Stored entries
○ ○ ○
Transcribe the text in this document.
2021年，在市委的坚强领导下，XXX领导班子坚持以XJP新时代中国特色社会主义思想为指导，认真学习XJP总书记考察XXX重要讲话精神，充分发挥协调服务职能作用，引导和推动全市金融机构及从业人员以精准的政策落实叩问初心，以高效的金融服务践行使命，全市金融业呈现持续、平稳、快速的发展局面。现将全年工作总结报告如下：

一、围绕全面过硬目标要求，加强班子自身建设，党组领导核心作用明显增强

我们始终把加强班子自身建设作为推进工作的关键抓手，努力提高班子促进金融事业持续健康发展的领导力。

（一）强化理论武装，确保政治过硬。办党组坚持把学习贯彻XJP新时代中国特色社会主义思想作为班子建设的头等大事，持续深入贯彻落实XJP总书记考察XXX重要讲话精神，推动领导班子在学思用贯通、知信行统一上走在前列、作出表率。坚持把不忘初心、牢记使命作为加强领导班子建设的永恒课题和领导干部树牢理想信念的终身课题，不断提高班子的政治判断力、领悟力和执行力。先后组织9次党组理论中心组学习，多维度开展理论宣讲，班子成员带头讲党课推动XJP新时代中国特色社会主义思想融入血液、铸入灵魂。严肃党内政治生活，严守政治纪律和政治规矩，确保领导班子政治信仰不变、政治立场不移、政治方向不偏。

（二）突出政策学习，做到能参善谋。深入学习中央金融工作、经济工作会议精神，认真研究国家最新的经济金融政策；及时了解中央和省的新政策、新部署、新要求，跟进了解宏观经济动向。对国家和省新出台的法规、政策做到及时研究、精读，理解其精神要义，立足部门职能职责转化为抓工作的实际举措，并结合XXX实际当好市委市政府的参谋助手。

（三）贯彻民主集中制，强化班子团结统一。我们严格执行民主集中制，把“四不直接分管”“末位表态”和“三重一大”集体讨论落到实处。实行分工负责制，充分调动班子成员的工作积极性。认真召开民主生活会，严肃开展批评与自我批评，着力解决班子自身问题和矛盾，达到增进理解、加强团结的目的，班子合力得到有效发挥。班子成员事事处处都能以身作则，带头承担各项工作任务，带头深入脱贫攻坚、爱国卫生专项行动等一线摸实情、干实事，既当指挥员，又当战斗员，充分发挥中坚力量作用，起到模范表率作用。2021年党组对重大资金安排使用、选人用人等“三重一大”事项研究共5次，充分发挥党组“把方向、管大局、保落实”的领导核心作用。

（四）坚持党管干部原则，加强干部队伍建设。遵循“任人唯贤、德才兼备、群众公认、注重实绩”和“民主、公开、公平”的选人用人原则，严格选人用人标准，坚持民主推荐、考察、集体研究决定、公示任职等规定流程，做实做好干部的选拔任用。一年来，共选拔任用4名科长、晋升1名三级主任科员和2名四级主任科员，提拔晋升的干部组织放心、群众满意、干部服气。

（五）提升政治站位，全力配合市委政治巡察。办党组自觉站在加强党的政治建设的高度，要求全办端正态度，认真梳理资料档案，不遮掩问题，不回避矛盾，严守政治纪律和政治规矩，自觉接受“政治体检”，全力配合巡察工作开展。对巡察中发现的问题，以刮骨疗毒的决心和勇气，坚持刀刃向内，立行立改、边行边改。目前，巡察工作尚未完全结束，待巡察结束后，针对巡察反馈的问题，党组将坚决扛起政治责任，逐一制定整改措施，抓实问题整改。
○ ○ ○
■ Job
Write out every entry verbatim.

■ Completed task
Transcribe the text in this document.
2021年，在市委的坚强领导下，XXX领导班子坚持以XJP新时代中国特色社会主义思想为指导，认真学习XJP总书记考察XXX重要讲话精神，充分发挥协调服务职能作用，引导和推动全市金融机构及从业人员以精准的政策落实叩问初心，以高效的金融服务践行使命，全市金融业呈现持续、平稳、快速的发展局面。现将全年工作总结报告如下：

一、围绕全面过硬目标要求，加强班子自身建设，党组领导核心作用明显增强

我们始终把加强班子自身建设作为推进工作的关键抓手，努力提高班子促进金融事业持续健康发展的领导力。

（一）强化理论武装，确保政治过硬。办党组坚持把学习贯彻XJP新时代中国特色社会主义思想作为班子建设的头等大事，持续深入贯彻落实XJP总书记考察XXX重要讲话精神，推动领导班子在学思用贯通、知信行统一上走在前列、作出表率。坚持把不忘初心、牢记使命作为加强领导班子建设的永恒课题和领导干部树牢理想信念的终身课题，不断提高班子的政治判断力、领悟力和执行力。先后组织9次党组理论中心组学习，多维度开展理论宣讲，班子成员带头讲党课推动XJP新时代中国特色社会主义思想融入血液、铸入灵魂。严肃党内政治生活，严守政治纪律和政治规矩，确保领导班子政治信仰不变、政治立场不移、政治方向不偏。

（二）突出政策学习，做到能参善谋。深入学习中央金融工作、经济工作会议精神，认真研究国家最新的经济金融政策；及时了解中央和省的新政策、新部署、新要求，跟进了解宏观经济动向。对国家和省新出台的法规、政策做到及时研究、精读，理解其精神要义，立足部门职能职责转化为抓工作的实际举措，并结合XXX实际当好市委市政府的参谋助手。

（三）贯彻民主集中制，强化班子团结统一。我们严格执行民主集中制，把“四不直接分管”“末位表态”和“三重一大”集体讨论落到实处。实行分工负责制，充分调动班子成员的工作积极性。认真召开民主生活会，严肃开展批评与自我批评，着力解决班子自身问题和矛盾，达到增进理解、加强团结的目的，班子合力得到有效发挥。班子成员事事处处都能以身作则，带头承担各项工作任务，带头深入脱贫攻坚、爱国卫生专项行动等一线摸实情、干实事，既当指挥员，又当战斗员，充分发挥中坚力量作用，起到模范表率作用。2021年党组对重大资金安排使用、选人用人等“三重一大”事项研究共5次，充分发挥党组“把方向、管大局、保落实”的领导核心作用。

（四）坚持党管干部原则，加强干部队伍建设。遵循“任人唯贤、德才兼备、群众公认、注重实绩”和“民主、公开、公平”的选人用人原则，严格选人用人标准，坚持民主推荐、考察、集体研究决定、公示任职等规定流程，做实做好干部的选拔任用。一年来，共选拔任用4名科长、晋升1名三级主任科员和2名四级主任科员，提拔晋升的干部组织放心、群众满意、干部服气。

（五）提升政治站位，全力配合市委政治巡察。办党组自觉站在加强党的政治建设的高度，要求全办端正态度，认真梳理资料档案，不遮掩问题，不回避矛盾，严守政治纪律和政治规矩，自觉接受“政治体检”，全力配合巡察工作开展。对巡察中发现的问题，以刮骨疗毒的决心和勇气，坚持刀刃向内，立行立改、边行边改。目前，巡察工作尚未完全结束，待巡察结束后，针对巡察反馈的问题，党组将坚决扛起政治责任，逐一制定整改措施，抓实问题整改。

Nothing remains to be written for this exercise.